◆ LISTING
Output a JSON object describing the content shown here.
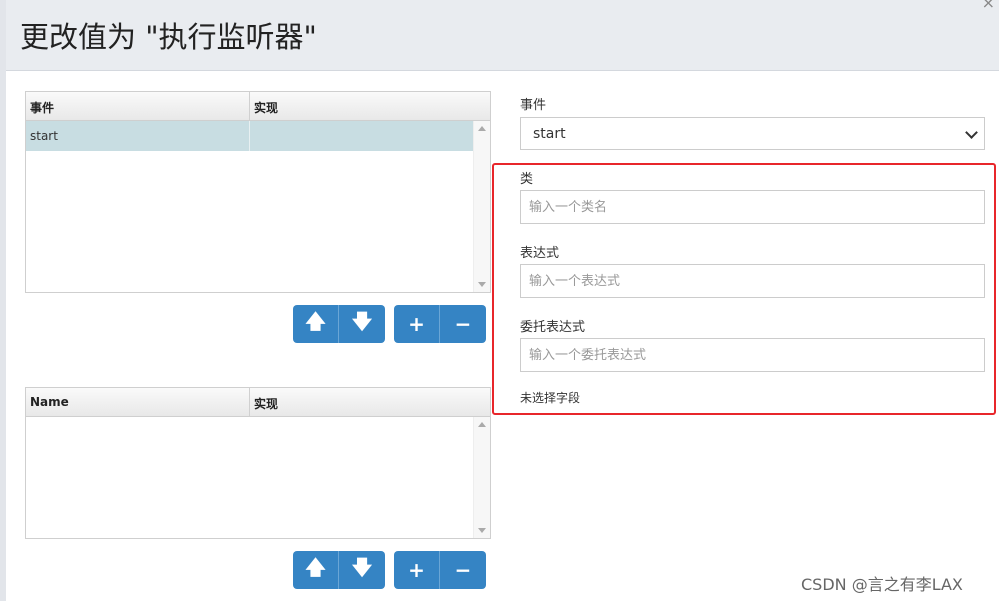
{
  "dialog": {
    "title": "更改值为 \"执行监听器\"",
    "close_glyph": "×"
  },
  "listeners_grid": {
    "columns": [
      "事件",
      "实现"
    ],
    "rows": [
      {
        "event": "start",
        "implementation": ""
      }
    ]
  },
  "fields_grid": {
    "columns": [
      "Name",
      "实现"
    ],
    "rows": []
  },
  "buttons": {
    "move_up": "🡅",
    "move_down": "🡇",
    "add": "+",
    "remove": "−"
  },
  "form": {
    "event_label": "事件",
    "event_value": "start",
    "class_label": "类",
    "class_placeholder": "输入一个类名",
    "expression_label": "表达式",
    "expression_placeholder": "输入一个表达式",
    "delegate_label": "委托表达式",
    "delegate_placeholder": "输入一个委托表达式",
    "no_field_text": "未选择字段"
  },
  "watermark": "CSDN @言之有李LAX",
  "colors": {
    "accent": "#3584c4",
    "selection": "#c8dde2",
    "highlight_border": "#e8262b"
  }
}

◆ TASK DESCRIPTION
Make an exact copy of the whole listing, but don't bring over any pictures.

◆ WRITTEN ANSWER
Output a JSON object describing the content shown here.
{
  "dialog": {
    "title": "更改值为 \"执行监听器\"",
    "close_glyph": "×"
  },
  "listeners_grid": {
    "columns": [
      "事件",
      "实现"
    ],
    "rows": [
      {
        "event": "start",
        "implementation": ""
      }
    ]
  },
  "fields_grid": {
    "columns": [
      "Name",
      "实现"
    ],
    "rows": []
  },
  "buttons": {
    "move_up": "🡅",
    "move_down": "🡇",
    "add": "+",
    "remove": "−"
  },
  "form": {
    "event_label": "事件",
    "event_value": "start",
    "class_label": "类",
    "class_placeholder": "输入一个类名",
    "expression_label": "表达式",
    "expression_placeholder": "输入一个表达式",
    "delegate_label": "委托表达式",
    "delegate_placeholder": "输入一个委托表达式",
    "no_field_text": "未选择字段"
  },
  "watermark": "CSDN @言之有李LAX",
  "colors": {
    "accent": "#3584c4",
    "selection": "#c8dde2",
    "highlight_border": "#e8262b"
  }
}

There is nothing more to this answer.